** BEGIN RECORD LIST **

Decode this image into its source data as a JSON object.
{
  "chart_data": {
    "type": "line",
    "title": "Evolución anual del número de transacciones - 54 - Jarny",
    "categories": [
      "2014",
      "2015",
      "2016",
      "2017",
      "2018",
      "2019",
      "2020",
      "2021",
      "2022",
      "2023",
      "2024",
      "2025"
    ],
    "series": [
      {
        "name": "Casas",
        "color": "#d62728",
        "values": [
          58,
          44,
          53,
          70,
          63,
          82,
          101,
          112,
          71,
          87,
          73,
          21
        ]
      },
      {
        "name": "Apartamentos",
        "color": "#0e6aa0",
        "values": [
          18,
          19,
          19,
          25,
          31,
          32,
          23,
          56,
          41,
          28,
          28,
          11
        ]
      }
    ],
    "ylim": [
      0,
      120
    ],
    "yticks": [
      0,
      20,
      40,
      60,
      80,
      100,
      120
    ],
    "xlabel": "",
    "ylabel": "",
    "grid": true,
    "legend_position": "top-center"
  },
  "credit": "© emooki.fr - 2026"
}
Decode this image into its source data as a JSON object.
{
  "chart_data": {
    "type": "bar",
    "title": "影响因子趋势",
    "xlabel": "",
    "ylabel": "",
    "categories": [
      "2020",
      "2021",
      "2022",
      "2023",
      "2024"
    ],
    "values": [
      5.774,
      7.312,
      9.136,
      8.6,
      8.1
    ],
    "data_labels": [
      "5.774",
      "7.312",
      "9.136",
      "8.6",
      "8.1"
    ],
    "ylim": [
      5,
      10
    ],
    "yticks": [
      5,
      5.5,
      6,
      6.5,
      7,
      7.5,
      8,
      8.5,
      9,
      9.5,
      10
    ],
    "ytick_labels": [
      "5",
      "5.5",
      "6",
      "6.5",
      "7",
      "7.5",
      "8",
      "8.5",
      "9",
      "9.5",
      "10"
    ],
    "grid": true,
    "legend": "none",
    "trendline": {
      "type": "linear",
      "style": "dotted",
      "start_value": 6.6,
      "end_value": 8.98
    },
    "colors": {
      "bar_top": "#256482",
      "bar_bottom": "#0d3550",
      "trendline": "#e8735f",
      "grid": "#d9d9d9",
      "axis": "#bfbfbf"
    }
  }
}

** END RECORD LIST **

§ **REQUIRED TASK**: Write out all the records above again, exactly as they stand.

§ **WRITTEN SOLUTION**:
Decode this image into its source data as a JSON object.
{
  "chart_data": {
    "type": "line",
    "title": "Evolución anual del número de transacciones - 54 - Jarny",
    "categories": [
      "2014",
      "2015",
      "2016",
      "2017",
      "2018",
      "2019",
      "2020",
      "2021",
      "2022",
      "2023",
      "2024",
      "2025"
    ],
    "series": [
      {
        "name": "Casas",
        "color": "#d62728",
        "values": [
          58,
          44,
          53,
          70,
          63,
          82,
          101,
          112,
          71,
          87,
          73,
          21
        ]
      },
      {
        "name": "Apartamentos",
        "color": "#0e6aa0",
        "values": [
          18,
          19,
          19,
          25,
          31,
          32,
          23,
          56,
          41,
          28,
          28,
          11
        ]
      }
    ],
    "ylim": [
      0,
      120
    ],
    "yticks": [
      0,
      20,
      40,
      60,
      80,
      100,
      120
    ],
    "xlabel": "",
    "ylabel": "",
    "grid": true,
    "legend_position": "top-center"
  },
  "credit": "© emooki.fr - 2026"
}
Decode this image into its source data as a JSON object.
{
  "chart_data": {
    "type": "bar",
    "title": "影响因子趋势",
    "xlabel": "",
    "ylabel": "",
    "categories": [
      "2020",
      "2021",
      "2022",
      "2023",
      "2024"
    ],
    "values": [
      5.774,
      7.312,
      9.136,
      8.6,
      8.1
    ],
    "data_labels": [
      "5.774",
      "7.312",
      "9.136",
      "8.6",
      "8.1"
    ],
    "ylim": [
      5,
      10
    ],
    "yticks": [
      5,
      5.5,
      6,
      6.5,
      7,
      7.5,
      8,
      8.5,
      9,
      9.5,
      10
    ],
    "ytick_labels": [
      "5",
      "5.5",
      "6",
      "6.5",
      "7",
      "7.5",
      "8",
      "8.5",
      "9",
      "9.5",
      "10"
    ],
    "grid": true,
    "legend": "none",
    "trendline": {
      "type": "linear",
      "style": "dotted",
      "start_value": 6.6,
      "end_value": 8.98
    },
    "colors": {
      "bar_top": "#256482",
      "bar_bottom": "#0d3550",
      "trendline": "#e8735f",
      "grid": "#d9d9d9",
      "axis": "#bfbfbf"
    }
  }
}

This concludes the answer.